» **What is required**
Provide the records once more, identical to the original.

» **Records**
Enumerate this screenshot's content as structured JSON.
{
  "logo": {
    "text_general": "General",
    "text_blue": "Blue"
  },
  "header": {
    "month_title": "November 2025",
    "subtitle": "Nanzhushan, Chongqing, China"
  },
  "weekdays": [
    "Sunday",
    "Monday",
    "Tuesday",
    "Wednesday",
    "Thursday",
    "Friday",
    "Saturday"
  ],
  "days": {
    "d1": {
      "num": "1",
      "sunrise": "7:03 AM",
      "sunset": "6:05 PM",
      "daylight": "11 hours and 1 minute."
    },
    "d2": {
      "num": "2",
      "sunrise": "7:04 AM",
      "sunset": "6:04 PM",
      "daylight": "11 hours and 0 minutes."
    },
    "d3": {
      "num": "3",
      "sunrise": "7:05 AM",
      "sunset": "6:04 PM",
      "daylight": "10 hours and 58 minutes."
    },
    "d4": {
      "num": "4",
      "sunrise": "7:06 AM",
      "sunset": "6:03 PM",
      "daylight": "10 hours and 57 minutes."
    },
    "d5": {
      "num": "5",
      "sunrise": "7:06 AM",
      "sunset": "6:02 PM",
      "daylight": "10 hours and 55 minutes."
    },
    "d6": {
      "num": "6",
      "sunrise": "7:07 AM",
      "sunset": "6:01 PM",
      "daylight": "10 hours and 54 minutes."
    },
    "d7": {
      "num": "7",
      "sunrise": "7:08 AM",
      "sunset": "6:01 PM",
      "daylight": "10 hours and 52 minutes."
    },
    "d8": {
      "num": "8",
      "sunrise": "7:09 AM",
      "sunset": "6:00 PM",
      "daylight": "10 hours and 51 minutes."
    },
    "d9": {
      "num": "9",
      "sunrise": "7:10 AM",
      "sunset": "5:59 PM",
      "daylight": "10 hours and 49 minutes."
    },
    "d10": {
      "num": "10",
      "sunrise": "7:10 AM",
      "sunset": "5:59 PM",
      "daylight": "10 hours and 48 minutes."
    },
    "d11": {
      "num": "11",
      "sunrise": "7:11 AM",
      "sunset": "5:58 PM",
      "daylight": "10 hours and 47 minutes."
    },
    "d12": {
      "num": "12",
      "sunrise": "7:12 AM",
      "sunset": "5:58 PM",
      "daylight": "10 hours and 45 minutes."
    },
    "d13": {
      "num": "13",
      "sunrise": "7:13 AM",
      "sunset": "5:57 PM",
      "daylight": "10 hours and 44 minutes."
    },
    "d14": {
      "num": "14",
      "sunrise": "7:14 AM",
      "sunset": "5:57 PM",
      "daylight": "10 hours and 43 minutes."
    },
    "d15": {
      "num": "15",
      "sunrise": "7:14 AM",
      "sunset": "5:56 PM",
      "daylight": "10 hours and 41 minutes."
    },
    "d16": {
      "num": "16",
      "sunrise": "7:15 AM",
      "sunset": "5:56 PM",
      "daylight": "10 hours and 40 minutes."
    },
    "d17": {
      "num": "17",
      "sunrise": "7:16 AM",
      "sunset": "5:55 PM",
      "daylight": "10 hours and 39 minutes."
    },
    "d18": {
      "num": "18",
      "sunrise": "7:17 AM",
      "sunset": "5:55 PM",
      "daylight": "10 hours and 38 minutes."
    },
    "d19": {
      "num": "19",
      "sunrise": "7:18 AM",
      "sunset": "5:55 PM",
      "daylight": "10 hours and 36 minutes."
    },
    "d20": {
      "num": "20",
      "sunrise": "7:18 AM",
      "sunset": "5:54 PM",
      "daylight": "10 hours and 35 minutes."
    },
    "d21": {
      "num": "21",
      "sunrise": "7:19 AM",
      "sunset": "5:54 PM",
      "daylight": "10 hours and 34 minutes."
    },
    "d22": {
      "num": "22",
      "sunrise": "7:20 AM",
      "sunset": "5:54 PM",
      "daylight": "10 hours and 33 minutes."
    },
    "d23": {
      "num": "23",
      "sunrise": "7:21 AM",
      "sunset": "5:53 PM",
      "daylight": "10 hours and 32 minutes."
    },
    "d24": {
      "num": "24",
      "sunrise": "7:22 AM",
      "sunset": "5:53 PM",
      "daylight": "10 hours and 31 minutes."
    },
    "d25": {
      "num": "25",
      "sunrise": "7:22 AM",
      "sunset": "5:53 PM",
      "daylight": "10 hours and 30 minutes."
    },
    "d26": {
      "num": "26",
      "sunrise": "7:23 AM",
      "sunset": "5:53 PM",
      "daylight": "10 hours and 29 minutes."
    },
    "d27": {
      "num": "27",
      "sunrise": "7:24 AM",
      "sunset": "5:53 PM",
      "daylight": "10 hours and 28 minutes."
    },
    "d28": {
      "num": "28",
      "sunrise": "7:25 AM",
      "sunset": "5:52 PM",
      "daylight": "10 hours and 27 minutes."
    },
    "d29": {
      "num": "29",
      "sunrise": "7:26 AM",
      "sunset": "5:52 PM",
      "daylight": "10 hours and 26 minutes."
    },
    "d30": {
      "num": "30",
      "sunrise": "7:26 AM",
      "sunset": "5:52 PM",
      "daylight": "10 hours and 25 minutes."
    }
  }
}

» **Output for this exercise**
Enumerate this screenshot's content as structured JSON.
{
  "logo": {
    "text_general": "General",
    "text_blue": "Blue"
  },
  "header": {
    "month_title": "November 2025",
    "subtitle": "Nanzhushan, Chongqing, China"
  },
  "weekdays": [
    "Sunday",
    "Monday",
    "Tuesday",
    "Wednesday",
    "Thursday",
    "Friday",
    "Saturday"
  ],
  "days": {
    "d1": {
      "num": "1",
      "sunrise": "7:03 AM",
      "sunset": "6:05 PM",
      "daylight": "11 hours and 1 minute."
    },
    "d2": {
      "num": "2",
      "sunrise": "7:04 AM",
      "sunset": "6:04 PM",
      "daylight": "11 hours and 0 minutes."
    },
    "d3": {
      "num": "3",
      "sunrise": "7:05 AM",
      "sunset": "6:04 PM",
      "daylight": "10 hours and 58 minutes."
    },
    "d4": {
      "num": "4",
      "sunrise": "7:06 AM",
      "sunset": "6:03 PM",
      "daylight": "10 hours and 57 minutes."
    },
    "d5": {
      "num": "5",
      "sunrise": "7:06 AM",
      "sunset": "6:02 PM",
      "daylight": "10 hours and 55 minutes."
    },
    "d6": {
      "num": "6",
      "sunrise": "7:07 AM",
      "sunset": "6:01 PM",
      "daylight": "10 hours and 54 minutes."
    },
    "d7": {
      "num": "7",
      "sunrise": "7:08 AM",
      "sunset": "6:01 PM",
      "daylight": "10 hours and 52 minutes."
    },
    "d8": {
      "num": "8",
      "sunrise": "7:09 AM",
      "sunset": "6:00 PM",
      "daylight": "10 hours and 51 minutes."
    },
    "d9": {
      "num": "9",
      "sunrise": "7:10 AM",
      "sunset": "5:59 PM",
      "daylight": "10 hours and 49 minutes."
    },
    "d10": {
      "num": "10",
      "sunrise": "7:10 AM",
      "sunset": "5:59 PM",
      "daylight": "10 hours and 48 minutes."
    },
    "d11": {
      "num": "11",
      "sunrise": "7:11 AM",
      "sunset": "5:58 PM",
      "daylight": "10 hours and 47 minutes."
    },
    "d12": {
      "num": "12",
      "sunrise": "7:12 AM",
      "sunset": "5:58 PM",
      "daylight": "10 hours and 45 minutes."
    },
    "d13": {
      "num": "13",
      "sunrise": "7:13 AM",
      "sunset": "5:57 PM",
      "daylight": "10 hours and 44 minutes."
    },
    "d14": {
      "num": "14",
      "sunrise": "7:14 AM",
      "sunset": "5:57 PM",
      "daylight": "10 hours and 43 minutes."
    },
    "d15": {
      "num": "15",
      "sunrise": "7:14 AM",
      "sunset": "5:56 PM",
      "daylight": "10 hours and 41 minutes."
    },
    "d16": {
      "num": "16",
      "sunrise": "7:15 AM",
      "sunset": "5:56 PM",
      "daylight": "10 hours and 40 minutes."
    },
    "d17": {
      "num": "17",
      "sunrise": "7:16 AM",
      "sunset": "5:55 PM",
      "daylight": "10 hours and 39 minutes."
    },
    "d18": {
      "num": "18",
      "sunrise": "7:17 AM",
      "sunset": "5:55 PM",
      "daylight": "10 hours and 38 minutes."
    },
    "d19": {
      "num": "19",
      "sunrise": "7:18 AM",
      "sunset": "5:55 PM",
      "daylight": "10 hours and 36 minutes."
    },
    "d20": {
      "num": "20",
      "sunrise": "7:18 AM",
      "sunset": "5:54 PM",
      "daylight": "10 hours and 35 minutes."
    },
    "d21": {
      "num": "21",
      "sunrise": "7:19 AM",
      "sunset": "5:54 PM",
      "daylight": "10 hours and 34 minutes."
    },
    "d22": {
      "num": "22",
      "sunrise": "7:20 AM",
      "sunset": "5:54 PM",
      "daylight": "10 hours and 33 minutes."
    },
    "d23": {
      "num": "23",
      "sunrise": "7:21 AM",
      "sunset": "5:53 PM",
      "daylight": "10 hours and 32 minutes."
    },
    "d24": {
      "num": "24",
      "sunrise": "7:22 AM",
      "sunset": "5:53 PM",
      "daylight": "10 hours and 31 minutes."
    },
    "d25": {
      "num": "25",
      "sunrise": "7:22 AM",
      "sunset": "5:53 PM",
      "daylight": "10 hours and 30 minutes."
    },
    "d26": {
      "num": "26",
      "sunrise": "7:23 AM",
      "sunset": "5:53 PM",
      "daylight": "10 hours and 29 minutes."
    },
    "d27": {
      "num": "27",
      "sunrise": "7:24 AM",
      "sunset": "5:53 PM",
      "daylight": "10 hours and 28 minutes."
    },
    "d28": {
      "num": "28",
      "sunrise": "7:25 AM",
      "sunset": "5:52 PM",
      "daylight": "10 hours and 27 minutes."
    },
    "d29": {
      "num": "29",
      "sunrise": "7:26 AM",
      "sunset": "5:52 PM",
      "daylight": "10 hours and 26 minutes."
    },
    "d30": {
      "num": "30",
      "sunrise": "7:26 AM",
      "sunset": "5:52 PM",
      "daylight": "10 hours and 25 minutes."
    }
  }
}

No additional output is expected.